Stored data entries

########

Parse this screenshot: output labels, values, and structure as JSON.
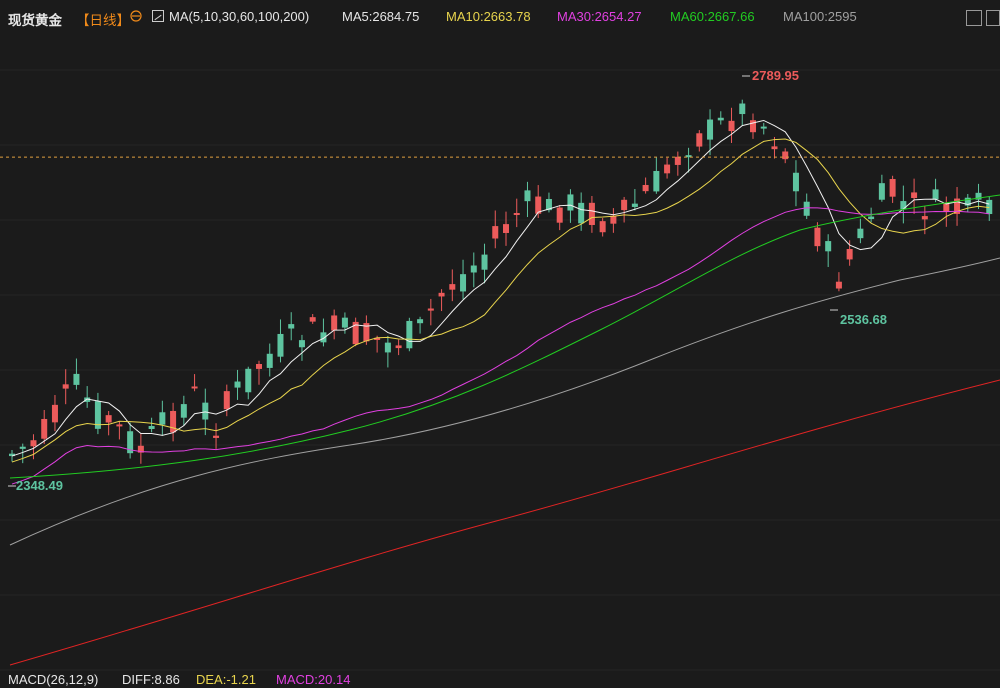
{
  "header": {
    "title": "现货黄金",
    "period": "【日线】",
    "ma_label": "MA(5,10,30,60,100,200)",
    "ma5": "MA5:2684.75",
    "ma10": "MA10:2663.78",
    "ma30": "MA30:2654.27",
    "ma60": "MA60:2667.66",
    "ma100": "MA100:2595"
  },
  "footer": {
    "macd_label": "MACD(26,12,9)",
    "diff": "DIFF:8.86",
    "dea": "DEA:-1.21",
    "macd": "MACD:20.14"
  },
  "colors": {
    "background": "#1b1b1b",
    "up": "#ec5b5b",
    "down": "#5ec4a0",
    "ma5": "#f0f0f0",
    "ma10": "#e8d44d",
    "ma30": "#e040e0",
    "ma60": "#22cc22",
    "ma100": "#a0a0a0",
    "ma200": "#e02424",
    "ref_line": "#e0a040",
    "high_label": "#ec5b5b",
    "low_label": "#5ec4a0"
  },
  "chart_data": {
    "type": "candlestick",
    "title": "现货黄金 日线",
    "y_range": [
      2440,
      2810
    ],
    "annotations": [
      {
        "text": "2789.95",
        "kind": "high"
      },
      {
        "text": "2536.68",
        "kind": "low"
      },
      {
        "text": "2348.49",
        "kind": "low"
      }
    ],
    "reference_price": 2741
  }
}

########

Task objective
Omit every image. Quote each record exactly.

Answer in full
Parse this screenshot: output labels, values, and structure as JSON.
{
  "header": {
    "title": "现货黄金",
    "period": "【日线】",
    "ma_label": "MA(5,10,30,60,100,200)",
    "ma5": "MA5:2684.75",
    "ma10": "MA10:2663.78",
    "ma30": "MA30:2654.27",
    "ma60": "MA60:2667.66",
    "ma100": "MA100:2595"
  },
  "footer": {
    "macd_label": "MACD(26,12,9)",
    "diff": "DIFF:8.86",
    "dea": "DEA:-1.21",
    "macd": "MACD:20.14"
  },
  "colors": {
    "background": "#1b1b1b",
    "up": "#ec5b5b",
    "down": "#5ec4a0",
    "ma5": "#f0f0f0",
    "ma10": "#e8d44d",
    "ma30": "#e040e0",
    "ma60": "#22cc22",
    "ma100": "#a0a0a0",
    "ma200": "#e02424",
    "ref_line": "#e0a040",
    "high_label": "#ec5b5b",
    "low_label": "#5ec4a0"
  },
  "chart_data": {
    "type": "candlestick",
    "title": "现货黄金 日线",
    "y_range": [
      2440,
      2810
    ],
    "annotations": [
      {
        "text": "2789.95",
        "kind": "high"
      },
      {
        "text": "2536.68",
        "kind": "low"
      },
      {
        "text": "2348.49",
        "kind": "low"
      }
    ],
    "reference_price": 2741
  }
}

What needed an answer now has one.